WRITTEN PROBLEM -
Could you write out every entry exactly as it stands?

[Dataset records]
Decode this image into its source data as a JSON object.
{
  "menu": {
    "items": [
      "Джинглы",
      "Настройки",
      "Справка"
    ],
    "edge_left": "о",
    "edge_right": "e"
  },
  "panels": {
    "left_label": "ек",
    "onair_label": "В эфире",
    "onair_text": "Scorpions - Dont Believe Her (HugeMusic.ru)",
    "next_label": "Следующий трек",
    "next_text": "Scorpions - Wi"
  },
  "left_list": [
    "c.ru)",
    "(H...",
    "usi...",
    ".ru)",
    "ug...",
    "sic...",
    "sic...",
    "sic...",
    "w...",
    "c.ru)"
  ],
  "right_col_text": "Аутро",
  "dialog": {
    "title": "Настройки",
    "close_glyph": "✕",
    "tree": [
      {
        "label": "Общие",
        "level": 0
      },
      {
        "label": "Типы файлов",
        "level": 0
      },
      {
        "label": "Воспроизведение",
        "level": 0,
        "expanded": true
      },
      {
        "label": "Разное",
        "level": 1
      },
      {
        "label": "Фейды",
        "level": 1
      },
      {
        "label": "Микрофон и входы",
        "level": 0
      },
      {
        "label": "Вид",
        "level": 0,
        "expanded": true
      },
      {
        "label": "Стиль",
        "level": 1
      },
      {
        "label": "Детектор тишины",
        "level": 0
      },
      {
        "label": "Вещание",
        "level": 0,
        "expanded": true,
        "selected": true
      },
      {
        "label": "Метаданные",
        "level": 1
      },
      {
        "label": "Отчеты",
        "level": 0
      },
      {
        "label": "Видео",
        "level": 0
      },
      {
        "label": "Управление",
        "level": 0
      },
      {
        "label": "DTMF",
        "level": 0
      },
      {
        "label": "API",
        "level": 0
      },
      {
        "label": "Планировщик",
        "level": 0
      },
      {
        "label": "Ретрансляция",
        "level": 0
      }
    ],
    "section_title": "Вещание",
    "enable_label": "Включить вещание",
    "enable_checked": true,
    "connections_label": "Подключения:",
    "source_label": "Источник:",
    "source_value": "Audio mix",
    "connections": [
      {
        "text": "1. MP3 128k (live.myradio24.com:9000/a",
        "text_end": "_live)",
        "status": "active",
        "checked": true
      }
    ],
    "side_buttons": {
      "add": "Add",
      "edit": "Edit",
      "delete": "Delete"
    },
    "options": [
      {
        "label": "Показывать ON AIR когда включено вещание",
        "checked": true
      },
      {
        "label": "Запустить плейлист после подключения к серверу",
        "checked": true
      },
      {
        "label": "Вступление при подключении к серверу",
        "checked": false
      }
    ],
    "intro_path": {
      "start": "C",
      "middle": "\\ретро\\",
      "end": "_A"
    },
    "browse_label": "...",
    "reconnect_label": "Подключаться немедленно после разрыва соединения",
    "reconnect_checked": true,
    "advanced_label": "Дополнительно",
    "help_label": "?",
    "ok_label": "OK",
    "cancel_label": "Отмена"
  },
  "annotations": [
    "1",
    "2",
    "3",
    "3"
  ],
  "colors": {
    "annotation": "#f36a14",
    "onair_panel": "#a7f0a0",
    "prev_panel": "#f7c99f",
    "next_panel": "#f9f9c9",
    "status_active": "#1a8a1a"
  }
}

FINAL RESULT -
Decode this image into its source data as a JSON object.
{
  "menu": {
    "items": [
      "Джинглы",
      "Настройки",
      "Справка"
    ],
    "edge_left": "о",
    "edge_right": "e"
  },
  "panels": {
    "left_label": "ек",
    "onair_label": "В эфире",
    "onair_text": "Scorpions - Dont Believe Her (HugeMusic.ru)",
    "next_label": "Следующий трек",
    "next_text": "Scorpions - Wi"
  },
  "left_list": [
    "c.ru)",
    "(H...",
    "usi...",
    ".ru)",
    "ug...",
    "sic...",
    "sic...",
    "sic...",
    "w...",
    "c.ru)"
  ],
  "right_col_text": "Аутро",
  "dialog": {
    "title": "Настройки",
    "close_glyph": "✕",
    "tree": [
      {
        "label": "Общие",
        "level": 0
      },
      {
        "label": "Типы файлов",
        "level": 0
      },
      {
        "label": "Воспроизведение",
        "level": 0,
        "expanded": true
      },
      {
        "label": "Разное",
        "level": 1
      },
      {
        "label": "Фейды",
        "level": 1
      },
      {
        "label": "Микрофон и входы",
        "level": 0
      },
      {
        "label": "Вид",
        "level": 0,
        "expanded": true
      },
      {
        "label": "Стиль",
        "level": 1
      },
      {
        "label": "Детектор тишины",
        "level": 0
      },
      {
        "label": "Вещание",
        "level": 0,
        "expanded": true,
        "selected": true
      },
      {
        "label": "Метаданные",
        "level": 1
      },
      {
        "label": "Отчеты",
        "level": 0
      },
      {
        "label": "Видео",
        "level": 0
      },
      {
        "label": "Управление",
        "level": 0
      },
      {
        "label": "DTMF",
        "level": 0
      },
      {
        "label": "API",
        "level": 0
      },
      {
        "label": "Планировщик",
        "level": 0
      },
      {
        "label": "Ретрансляция",
        "level": 0
      }
    ],
    "section_title": "Вещание",
    "enable_label": "Включить вещание",
    "enable_checked": true,
    "connections_label": "Подключения:",
    "source_label": "Источник:",
    "source_value": "Audio mix",
    "connections": [
      {
        "text": "1. MP3 128k (live.myradio24.com:9000/a",
        "text_end": "_live)",
        "status": "active",
        "checked": true
      }
    ],
    "side_buttons": {
      "add": "Add",
      "edit": "Edit",
      "delete": "Delete"
    },
    "options": [
      {
        "label": "Показывать ON AIR когда включено вещание",
        "checked": true
      },
      {
        "label": "Запустить плейлист после подключения к серверу",
        "checked": true
      },
      {
        "label": "Вступление при подключении к серверу",
        "checked": false
      }
    ],
    "intro_path": {
      "start": "C",
      "middle": "\\ретро\\",
      "end": "_A"
    },
    "browse_label": "...",
    "reconnect_label": "Подключаться немедленно после разрыва соединения",
    "reconnect_checked": true,
    "advanced_label": "Дополнительно",
    "help_label": "?",
    "ok_label": "OK",
    "cancel_label": "Отмена"
  },
  "annotations": [
    "1",
    "2",
    "3",
    "3"
  ],
  "colors": {
    "annotation": "#f36a14",
    "onair_panel": "#a7f0a0",
    "prev_panel": "#f7c99f",
    "next_panel": "#f9f9c9",
    "status_active": "#1a8a1a"
  }
}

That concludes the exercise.